• _Task prompt_:
Tell me how many lines hold "coins", please, using only the number.

• _Data for this exercise_:
+++++

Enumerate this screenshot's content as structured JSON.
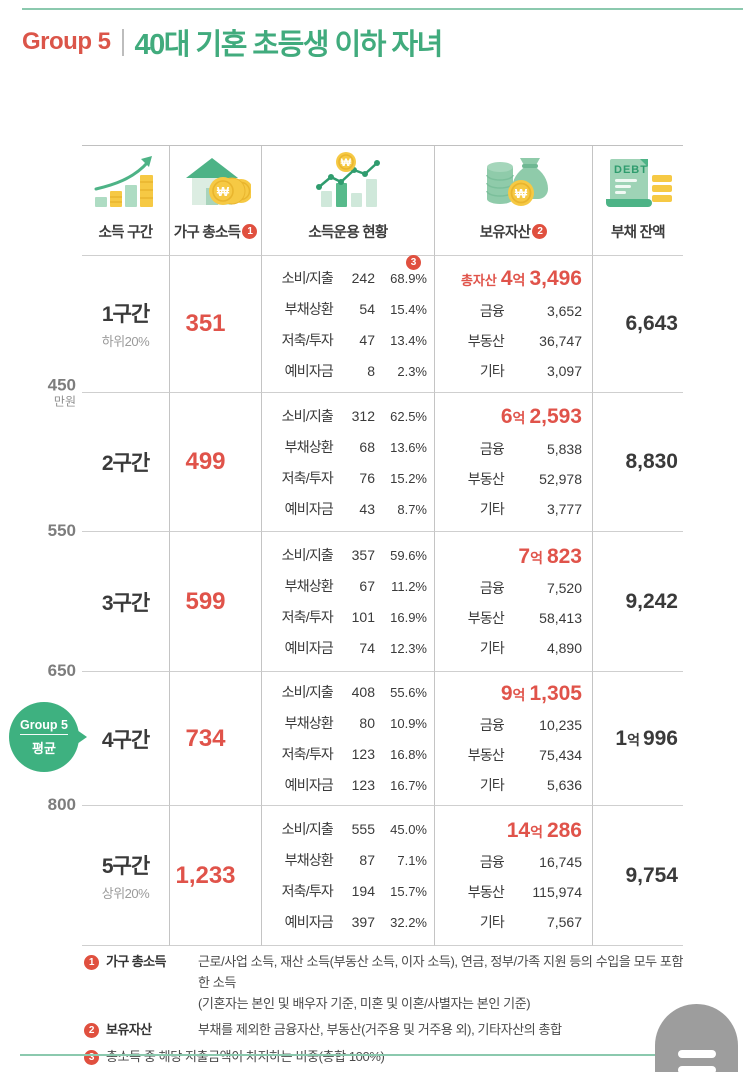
{
  "header": {
    "group_label": "Group 5",
    "title": "40대 기혼 초등생 이하 자녀"
  },
  "columns": [
    {
      "label": "소득 구간",
      "icon": "rising-bars-icon"
    },
    {
      "label": "가구 총소득",
      "marker": "1",
      "icon": "house-coins-icon"
    },
    {
      "label": "소득운용 현황",
      "icon": "chart-coin-icon"
    },
    {
      "label": "보유자산",
      "marker": "2",
      "icon": "coins-moneybag-icon"
    },
    {
      "label": "부채 잔액",
      "icon": "debt-scroll-icon"
    }
  ],
  "axis": {
    "labels": [
      {
        "value": "450",
        "unit": "만원"
      },
      {
        "value": "550"
      },
      {
        "value": "650"
      },
      {
        "value": "800"
      }
    ]
  },
  "badge": {
    "line1": "Group 5",
    "line2": "평균"
  },
  "rows": [
    {
      "bracket": "1구간",
      "bracket_sub": "하위20%",
      "income": "351",
      "usage": [
        {
          "label": "소비/지출",
          "value": "242",
          "pct": "68.9%",
          "marker": "3"
        },
        {
          "label": "부채상환",
          "value": "54",
          "pct": "15.4%"
        },
        {
          "label": "저축/투자",
          "value": "47",
          "pct": "13.4%"
        },
        {
          "label": "예비자금",
          "value": "8",
          "pct": "2.3%"
        }
      ],
      "assets": {
        "prefix": "총자산",
        "big1": "4",
        "unit": "억",
        "big2": "3,496",
        "items": [
          {
            "label": "금융",
            "value": "3,652"
          },
          {
            "label": "부동산",
            "value": "36,747"
          },
          {
            "label": "기타",
            "value": "3,097"
          }
        ]
      },
      "debt": {
        "value": "6,643"
      }
    },
    {
      "bracket": "2구간",
      "income": "499",
      "usage": [
        {
          "label": "소비/지출",
          "value": "312",
          "pct": "62.5%"
        },
        {
          "label": "부채상환",
          "value": "68",
          "pct": "13.6%"
        },
        {
          "label": "저축/투자",
          "value": "76",
          "pct": "15.2%"
        },
        {
          "label": "예비자금",
          "value": "43",
          "pct": "8.7%"
        }
      ],
      "assets": {
        "big1": "6",
        "unit": "억",
        "big2": "2,593",
        "items": [
          {
            "label": "금융",
            "value": "5,838"
          },
          {
            "label": "부동산",
            "value": "52,978"
          },
          {
            "label": "기타",
            "value": "3,777"
          }
        ]
      },
      "debt": {
        "value": "8,830"
      }
    },
    {
      "bracket": "3구간",
      "income": "599",
      "usage": [
        {
          "label": "소비/지출",
          "value": "357",
          "pct": "59.6%"
        },
        {
          "label": "부채상환",
          "value": "67",
          "pct": "11.2%"
        },
        {
          "label": "저축/투자",
          "value": "101",
          "pct": "16.9%"
        },
        {
          "label": "예비자금",
          "value": "74",
          "pct": "12.3%"
        }
      ],
      "assets": {
        "big1": "7",
        "unit": "억",
        "big2": "823",
        "items": [
          {
            "label": "금융",
            "value": "7,520"
          },
          {
            "label": "부동산",
            "value": "58,413"
          },
          {
            "label": "기타",
            "value": "4,890"
          }
        ]
      },
      "debt": {
        "value": "9,242"
      }
    },
    {
      "bracket": "4구간",
      "income": "734",
      "usage": [
        {
          "label": "소비/지출",
          "value": "408",
          "pct": "55.6%"
        },
        {
          "label": "부채상환",
          "value": "80",
          "pct": "10.9%"
        },
        {
          "label": "저축/투자",
          "value": "123",
          "pct": "16.8%"
        },
        {
          "label": "예비자금",
          "value": "123",
          "pct": "16.7%"
        }
      ],
      "assets": {
        "big1": "9",
        "unit": "억",
        "big2": "1,305",
        "items": [
          {
            "label": "금융",
            "value": "10,235"
          },
          {
            "label": "부동산",
            "value": "75,434"
          },
          {
            "label": "기타",
            "value": "5,636"
          }
        ]
      },
      "debt": {
        "big1": "1",
        "unit": "억",
        "big2": "996"
      }
    },
    {
      "bracket": "5구간",
      "bracket_sub": "상위20%",
      "income": "1,233",
      "usage": [
        {
          "label": "소비/지출",
          "value": "555",
          "pct": "45.0%"
        },
        {
          "label": "부채상환",
          "value": "87",
          "pct": "7.1%"
        },
        {
          "label": "저축/투자",
          "value": "194",
          "pct": "15.7%"
        },
        {
          "label": "예비자금",
          "value": "397",
          "pct": "32.2%"
        }
      ],
      "assets": {
        "big1": "14",
        "unit": "억",
        "big2": "286",
        "items": [
          {
            "label": "금융",
            "value": "16,745"
          },
          {
            "label": "부동산",
            "value": "115,974"
          },
          {
            "label": "기타",
            "value": "7,567"
          }
        ]
      },
      "debt": {
        "value": "9,754"
      }
    }
  ],
  "footnotes": [
    {
      "marker": "1",
      "term": "가구 총소득",
      "lines": [
        "근로/사업 소득, 재산 소득(부동산 소득, 이자 소득), 연금, 정부/가족 지원 등의 수입을 모두 포함한 소득",
        "(기혼자는 본인 및 배우자 기준, 미혼 및 이혼/사별자는 본인 기준)"
      ]
    },
    {
      "marker": "2",
      "term": "보유자산",
      "lines": [
        "부채를 제외한 금융자산, 부동산(거주용 및 거주용 외), 기타자산의 총합"
      ]
    },
    {
      "marker": "3",
      "term": "",
      "lines": [
        "총소득 중 해당 지출금액이 차지하는 비중(총합 100%)"
      ]
    }
  ],
  "colors": {
    "accent_red": "#e0534a",
    "title_green": "#41ab7d",
    "rule_teal": "#8bc9ae",
    "badge_green": "#3eb180",
    "icon_yellow": "#f6c944",
    "fab_gray": "#9d9d9d"
  },
  "chart_data": {
    "type": "table",
    "title": "Group 5 | 40대 기혼 초등생 이하 자녀",
    "unit": "만원",
    "columns": [
      "소득 구간",
      "가구 총소득",
      "소비/지출",
      "부채상환",
      "저축/투자",
      "예비자금",
      "총자산",
      "금융",
      "부동산",
      "기타",
      "부채 잔액"
    ],
    "income_axis_boundaries": [
      450,
      550,
      650,
      800
    ],
    "group_average_bracket": "4구간",
    "rows": [
      {
        "소득 구간": "1구간 (하위20%)",
        "가구 총소득": 351,
        "소비/지출": [
          242,
          68.9
        ],
        "부채상환": [
          54,
          15.4
        ],
        "저축/투자": [
          47,
          13.4
        ],
        "예비자금": [
          8,
          2.3
        ],
        "총자산": 43496,
        "금융": 3652,
        "부동산": 36747,
        "기타": 3097,
        "부채 잔액": 6643
      },
      {
        "소득 구간": "2구간",
        "가구 총소득": 499,
        "소비/지출": [
          312,
          62.5
        ],
        "부채상환": [
          68,
          13.6
        ],
        "저축/투자": [
          76,
          15.2
        ],
        "예비자금": [
          43,
          8.7
        ],
        "총자산": 62593,
        "금융": 5838,
        "부동산": 52978,
        "기타": 3777,
        "부채 잔액": 8830
      },
      {
        "소득 구간": "3구간",
        "가구 총소득": 599,
        "소비/지출": [
          357,
          59.6
        ],
        "부채상환": [
          67,
          11.2
        ],
        "저축/투자": [
          101,
          16.9
        ],
        "예비자금": [
          74,
          12.3
        ],
        "총자산": 70823,
        "금융": 7520,
        "부동산": 58413,
        "기타": 4890,
        "부채 잔액": 9242
      },
      {
        "소득 구간": "4구간 (Group 5 평균)",
        "가구 총소득": 734,
        "소비/지출": [
          408,
          55.6
        ],
        "부채상환": [
          80,
          10.9
        ],
        "저축/투자": [
          123,
          16.8
        ],
        "예비자금": [
          123,
          16.7
        ],
        "총자산": 91305,
        "금융": 10235,
        "부동산": 75434,
        "기타": 5636,
        "부채 잔액": 10996
      },
      {
        "소득 구간": "5구간 (상위20%)",
        "가구 총소득": 1233,
        "소비/지출": [
          555,
          45.0
        ],
        "부채상환": [
          87,
          7.1
        ],
        "저축/투자": [
          194,
          15.7
        ],
        "예비자금": [
          397,
          32.2
        ],
        "총자산": 140286,
        "금융": 16745,
        "부동산": 115974,
        "기타": 7567,
        "부채 잔액": 9754
      }
    ]
  }
}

+++++

• _Answer below_:
2